→ **WORK INSTRUCTIONS**
Wherever "Amboineeren" appears in a line, list that line.

──────── SUPPLIED ENTRIES

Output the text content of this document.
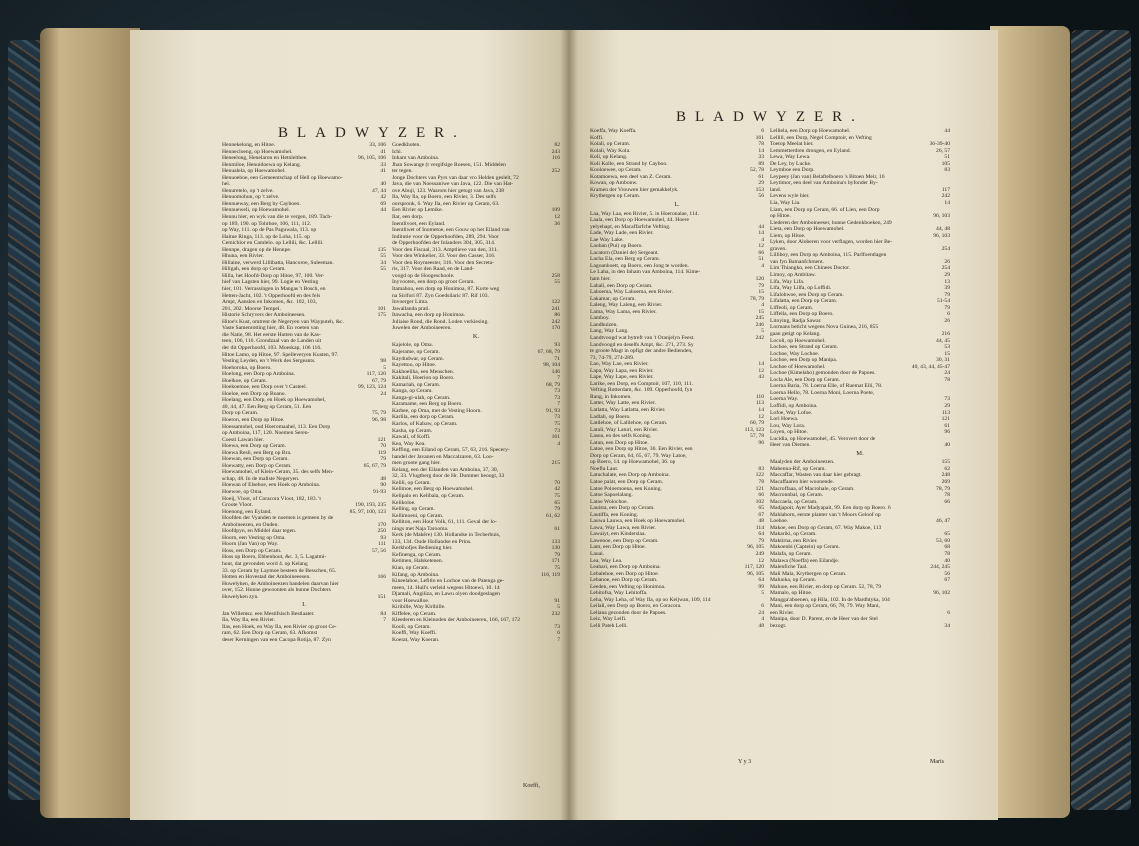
BLADWYZER.
Hennekelong, en Hitoe.	33, 106
Hennecloeng, op Hoewamohel.	41
Heneelong, Henelaron en Hetnlelthee.	96, 105, 106
Henmiloe, Henuidoewa op Kelang.	33
Henualela, op Hoewamohel.	41
Henuoeboe, een Gemeentschap of Hell op Hoewamo-
hel.	40
Henuretelo, op 't zelve.	47, 44
Henuomohun, op 't zelve.	42
Hennueway, een Berg by Cayboeo.	69
Hennueweli, op Hoewamohel.	44
Hennu hier, en wyk van die te vergen, 189. Tach-
op 189, 190. op Tohrhoe, 106, 111, 112.
op Way, 111. op de Pas Paguwala, 113. op
Haitue Ringa, 113. op de Loha, 115. op
Cemichlor en Camlelo. op Lellili, &c. Lellili.
Hennpe, dragen op de Hennpe.	135
Hhuna, een Rivier.	55
Hillaine, verwerd Lillibatta, Hancoroe, Suleeman.	34
Hiligah, een dorp op Ceram.	55
Hilla, het Hoofd-Dorp op Hitoe, 97, 100. Ver-
hief van Lagsten hier, 99. Logie en Vesting
hier, 101. Verrassingen in Mangas 't Bosch, en
Hetten-Jacht, 102. 't Opperhoofd en des fels
Ampt, Aanslen en Inkomen, &c. 102, 103,
201, 202. Moorse Tempel.	101
Historie Schryvers der Amboineesen.	175
Hitoe's Kust, omtrent de Negeryen van Wayputeh, &c.
Vaste Samenrotting hier, 48. En voeten van
die Natie, 98. Het eerste Hutten van de Kas-
teen, 106, 116. Grondzaal van de Landen uit
der dit Opperhoofd, 103. Moeskap, 106 116.
Hitoe Lamo, op Hitoe, 97. Spelleveryen Kusten, 97.
Vesting Leyden, en 't Werk des Sergeants.	98
Hoehoroka, op Boero.	5
Hoelong, een Dorp op Amboina.	117, 120
Hoelkoe, op Ceram.	67, 79
Hoekoemoe, een Dorp over 't Casteel.	99, 123, 124
Hoeloe, een Dorp op Boano.	24
Hoelang, een Dorp, en Hoek op Hoewamohel,
40, 44, 47. Een Berg op Ceram, 51. Een
Dorp op Ceram.	75, 79
Hoeron, een Dorp op Hitoe.	96, 98
Hoessamohel, oud Hoeromaahel, 113. Een Dorp
op Amboina, 117, 120. Noemen Seren-
Coesti Lawan hier.	121
Hoewa, een Dorp op Ceram.	70
Hoewa Resli, een Berg op Bra.	119
Hoewan, een Dorp op Ceram.	79
Hoewatty, een Dorp op Ceram.	65, 67, 79
Hoewamohel, of Klein-Ceram, 35. des selfs Men-
schap, 48. In de mallste Negeryen.	48
Hoewan of Elsehoe, een Hoek op Amboina.	90
Hoewoe, op Oma.	91-93
Hoeij, Vloot, of Coracora Vloot, 182, 183. 't
Groote Vloot.	190, 193, 235
Hoenong, een Eyland.	85, 97, 100, 123
Hoofden der Vyanden te noemen is gemeen by de
Amboineezen, en Ouden.	170
Hoofdpyn, en Middel daar tegen.	250
Hoorn, een Vesting op Oma.	93
Hoorn (Jan Van) op Way.	111
Hoss, een Dorp op Ceram.	57, 56
Hoss op Boero, Ebbenhout, &c. 3, 5. Lagatmi-
hout, dat gevonden word 4. op Kelang
33. op Ceram by Laymoe besteen de Besschen, 65.
Hotten en Hovestad der Amboineeesen.	166
Huwelyken, de Amboineezen handelen daarvan hier
over, 152. Hunne gewoonten als hunne Dochters
Huwelyken zyn.	151
I.
Jan Willemsz. een Mestifsisch Bestlaater.	84
Ila, Way Ila, een Rivier.	7
Ilas, een Hoek, en Way Ila, een Rivier op groot Ce-
ram, 62. Een Dorp op Ceram, 63. Afkomst
deser Kerningen van een Cacopa Rotija, 87. Zyn
Goedkhoten.	82
Ichi.	243
Inham van Amboina.	116
Jhan Sowange (t vergifsige Roesen, 151. Middelen
ter tegen.	252
Jonge Dochters van Pyrs van daar vro Helden geslelt, 72
Java, die van Noessaniwe van Java, 122. Die van Hat-
ove Abuji, 123. Waarom hier getugt van Java, 238
Ila, Way Ila, op Boero, een Rivier, 3. Des selfs
oorspronk, 6. Way Ila, een Rivier op Ceram, 63.
Een Rivier op Lemike.	109
Ilar, een dorp.	12
Inentlivoet, een Eyland.	36
Inentliwet of Inometoe, een Gouw op het Eiland van
Inditutie voor de Opperhoofden, 289, 294. Voor
de Opperhoofden der Inlanders 304, 305, 314.
Voor den Fiscaal, 313. Amptlieve van den, 311.
Voor den Winkelier, 33. Voor den Casser, 316.
Voor den Roymeester, 316. Voor den Secreta-
ris, 317. Voor den Raad, en de Land-
voogd op de Hoogeschoole.	258
Inyvooten, een dorp op groot Ceram.	55
Itamahou, een dorp op Honimoa, 87. Korte weg
na Sirifori 87. Zyn Goedsilaric 87. Rif 103.
Invoerger Lima.	122
Jawallanda prati.	241
Itawacha, een dorp op Honimoa.	86
Juliaise Rond, die Rond. Loden verkiesing.	242
Juwelen der Amboineeren.	170
K.
Kajelole, op Oma.	93
Kajerame, op Ceram.	67, 68, 79
Kaydudwar, op Ceram.	71
Kayettoo, op Hitoe.	98, 104
Kakhoeliha, een Menschen.	146
Kakitali, Hoerion op Boero.	7
Kamariah, op Ceram.	68, 79
Kanga, op Ceram.	73
Kanga-gi-ulah, op Ceram.	73
Karamame, een Berg op Boero.	7
Karbee, op Oma, met de Vesting Hoorn.	91, 93
Karlila, een dorp op Ceram.	73
Karlos, of Kabaw, op Ceram.	75
Kasha, op Ceram.	73
Kawali, of Koffi.	161
Kea, Way Kea.	4
Keffing, een Eiland op Ceram, 57, 63, 216. Specery-
handel der Javanen en Maccalzaren, 63. Loo-
men groote gang hier.	215
Kelang, een der Eilanden van Amboina, 37, 30,
32, 33. Vlugtberg door de Hr. Dummer beoogt, 33
Kelili, op Ceram.	70
Kelimoe, een Berg op Hoewamohel.	42
Kelipalo en Kelibala, op Ceram.	75
Kelikoloe.	65
Kelling, op Ceram.	79
Kellimoeni, op Ceram.	61, 62
Kelliton, een Hout Volk, 61, 111. Geval der lo-
nings met Naja Tarooma.	61
Kerk (de Makêre) 130. Hollandse in Techerbuis,
133, 134. Oude Hollandse en Prins.	133
Kerkhofjes Bediening hier.	130
Kefinenga, op Ceram.	79
Ketimen, Halsketenen.	171
Kian, op Ceram.	75
Kifang, op Amboina.	116, 119
Kineelahoe, Lefitlo en Lochoe van de Patenga ge-
meen, 14. Hull's verleid wegens Hitoewi, 10. 14
Djamali, Angiliza, en Lawu olyen doodgeslagen
voor Hoewalloe.	91
Kiribille, Way Kiribille.	5
Kiffelee, op Ceram.	232
Kleederen en Kleinoden der Amboineeren, 166, 167, 172
Kooli, op Ceram.	73
Koeffi, Way Koeffi.	6
Koerat, Way Koeran.	7
Koeffi,
BLADWYZER.
Koeffa, Way Koeffa.	6
Koffi.	161
Kolali, op Ceram.	78
Kolali, Way Kola.	14
Koli, op Kelang.	33
Koli Kolle, een Strand by Cayboo.	89
Kooloewee, op Ceram.	52, 78
Kotamoewa, een deel van Z. Ceram.	61
Kowan, op Ambonw.	29
Kramen der Vrouwen hier gemakkelyk.	153
Krytbergen op Ceram.	56
L.
Laa, Way Laa, een Rivier, 5. in Hoeronalae, 114.
Laala, een Dorp op Hoewamohel, 44. Hoere
yelyehapt, en Macaffarfche Vefting.	44
Lade, Way Lade, een Rivier.	14
Lae Way Lake.	4
Laoban (Pui) op Boero.	12
Lacatorn (Daniel de) Sergeant.	66
Lacha Ela, een Berg op Ceram.	51
Lagoanhoett, op Boero, een Jong te worden.	4
Le Laha, in den Inham van Amboina, 114. Kime-
ham hier.	120
Lahali, een Dorp op Ceram.	79
Lahoema, Way Lahoema, een Rivier.	15
Lakamar, op Ceram.	78, 79
Laleng, Way Laleng, een Rivier.	4
Lama, Way Lama, een Rivier.	15
Lamboy.	245
Landhuizen.	246
Lang, Way Lang.	5
Landtvoogd wat bytreft van 't Oranjelyn Feest.	242
Landvoogd en deselfs Ampt, &c. 271, 273. Sy
te groote Magt in opfigt der andre Bedienden,
73, 74-79, 274-289.
Lao, Way Lao, een Rivier.	14
Lapa, Way Lapa, een Rivier.	12
Lape, Way Lape, een Rivier.	43
Larike, een Dorp, en Comptoir, 107, 110, 111.
Vefting Rotterdam, &c. 109. Opperhoofd, fyn
Rang, in Inkomen.	110
Latter, Way Latte, een Rivier.	113
Latlatta, Way Latlatta, een Rivier.	14
Ladlali, op Boero.	12
Latilehoe, of Lalilehoe, op Ceram.	60, 79
Latuli, Way Laturi, een Rivier.	113, 123
Lasea, en des selfs Koning.	57, 78
Latun, een Dorp op Hitoe.	96
Latoe, een Dorp op Hitoe, 36. Een Rivier, een
Dorp op Ceram, 64, 65, 67, 79. Way Latoe,
op Boero, 14. op Hoewamohel, 36. op
Noefla Laut.	83
Latuchalate, een Dorp op Amboina.	122
Latoe palat, een Dorp op Ceram.	78
Latoe Poloemoena, een Koning.	121
Latoe Sapoelalang.	66
Latoe Wolochoe.	102
Lauista, een Dorp op Ceram.	65
Lautiffa, een Koning.	67
Lauwa Lauwa, een Hoek op Hoewamohel.	48
Lawa, Way Lawa, een Rivier.	114
Lawaiyt, een Kinderslaa.	64
Lawenoe, een Dorp op Ceram.	79
Lam, een Dorp op Hitoe.	96, 105
Lauai.	249
Lea, Way Lea.	12
Leahari, een Dorp op Amboina.	117, 120
Lebalehoe, een Dorp op Hitoe.	96, 105
Lebanoe, een Dorp op Ceram.	64
Leeden, een Vefting op Honimoa.	99
Lehitofsa, Way Lehitoffa.	5
Leha, Way Leha, of Way Ila, op oo Keijwan, 109, 114
Leilali, een Dorp op Boero, en Coracora.	6
Leliana gezonden door de Papoes.	24
Leiz, Way Leifi.	4
Lelli Pateh Lelli.	48
Lelliela, een Dorp op Hoewamohel.	44
Lellili, een Dorp, Negel Comptoir, en Vefting
Toetop Meelat hier.	36-39-40
Lemmetterdren drongen, en Eyland.	26, 57
Lewa, Way Lewa.	51
De Ley, by Lucke.	105
Leymboe een Dorp.	83
Leypeey (Jan van) Belaftelboero 's Bitoen Meir, 16
Leytimor, een deel van Amboina's byfonder By-
land.	117
Levens wyle hier.	242
Lia, Way Lia.	14
Liam, een Dorp op Ceram, 66. of Lien, een Dorp
op Hitoe.	96, 103
Liederen der Amboineeser, hunne Gedenkboeken, 249
Lieta, een Dorp op Hoewamohel.	44, 48
Liem, op Hitoe.	96, 103
Lyken, door Aloberen voor verflagen, worden hier Be-
graven.	254
Lilliboy, een Dorp op Amboina, 115. Parlfoentlagen
van fyn Bamanfchment.	26
Lim Thiangko, een Chinees Doctor.	254
Limoy, op Ambitaw.	29
Lifa, Way Lifa.	13
Lifa, Way Lilfa, op Loffidi.	39
Lifalobwoe, een Dorp op Ceram.	79
Lifalatta, een Dorp op Ceram.	51-54
Liffeoli, op Ceram.	79
Liffella, een Dorp op Boero.	6
Litoying, Radja Sawar.	26
Lormans beticht wegens Nova Guinea, 216, 855
gaan getigt op Kelang.	216
Locoli, op Hoewamohel.	44, 45
Lochoe, een Strand op Ceram.	53
Lochoe, Way Lochoe.	15
Lochoe, een Dorp op Manipa.	30, 31
Lochoe of Hoewamohel.	40, 43, 44, 45-47
Lochoe (Kimelaho) gemonden door de Papoes.	24
Locla Ale, een Dorp op Ceram.	78
Loerna Baria, 78. Loerna Elie, of Ruemat Elli, 78.
Loerna Hello, 78. Loerna Moni, Loerna Poete,
Loerna Way.	73
Loffidi, op Amboina.	29
Lofoe, Way Lofoe.	113
Lori Hoewa.	121
Lou, Way Lora.	61
Loyen, op Hitoe.	96
Lucidia, op Hoewamohel, 45. Verovert door de
Heer van Diemen.	40
M.
Maalyden der Amboineezen.	155
Mabenna-Rif, op Ceram.	62
Maccaffar, Wasten van daar hier gebragt.	248
Macaffaaren hier woonende.	269
Macroffaaa, of Macrohale, op Ceram.	78, 79
Macronnbal, op Ceram.	78
Maccaela, op Ceram.	66
Madjapoit, Ayer Madyapait, 99. Een dorp op Boero. 6
Mahlaborn, eerste planter van 't Moors Geloof op
Loehoe.	46, 47
Makoe, een Dorp op Ceram, 67. Way Makoe, 113
Makariki, op Ceram.	65
Maktirna, een Rivier.	53, 60
Makoenbi (Captein) op Ceram.	68
Malafa, op Ceram.	78
Malawa (Noeffa) een Eilandje.	40
Malenfiche Taal.	244, 245
Mali Mala, Krytbergen op Ceram.	56
Maluoka, op Ceram.	67
Maluoe, een Rivier, en dorp op Ceram. 52, 78, 79
Mamalo, op Hitoe.	96, 102
Mangga'aboenen, op Hila, 102. In de Mardhtyka, 104
Mani, een dorp op Ceram, 66, 78, 79. Way Mani,
een Rivier.	6
Manipa, door D. Parent, en de Heer van der Stel
bezogt.	34
Y y 3	Maris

────────────────

→ **TASK RESPONSE**
Juwelen der Amboineeren.	170
Kleederen en Kleinoden der Amboineeren, 166, 167, 172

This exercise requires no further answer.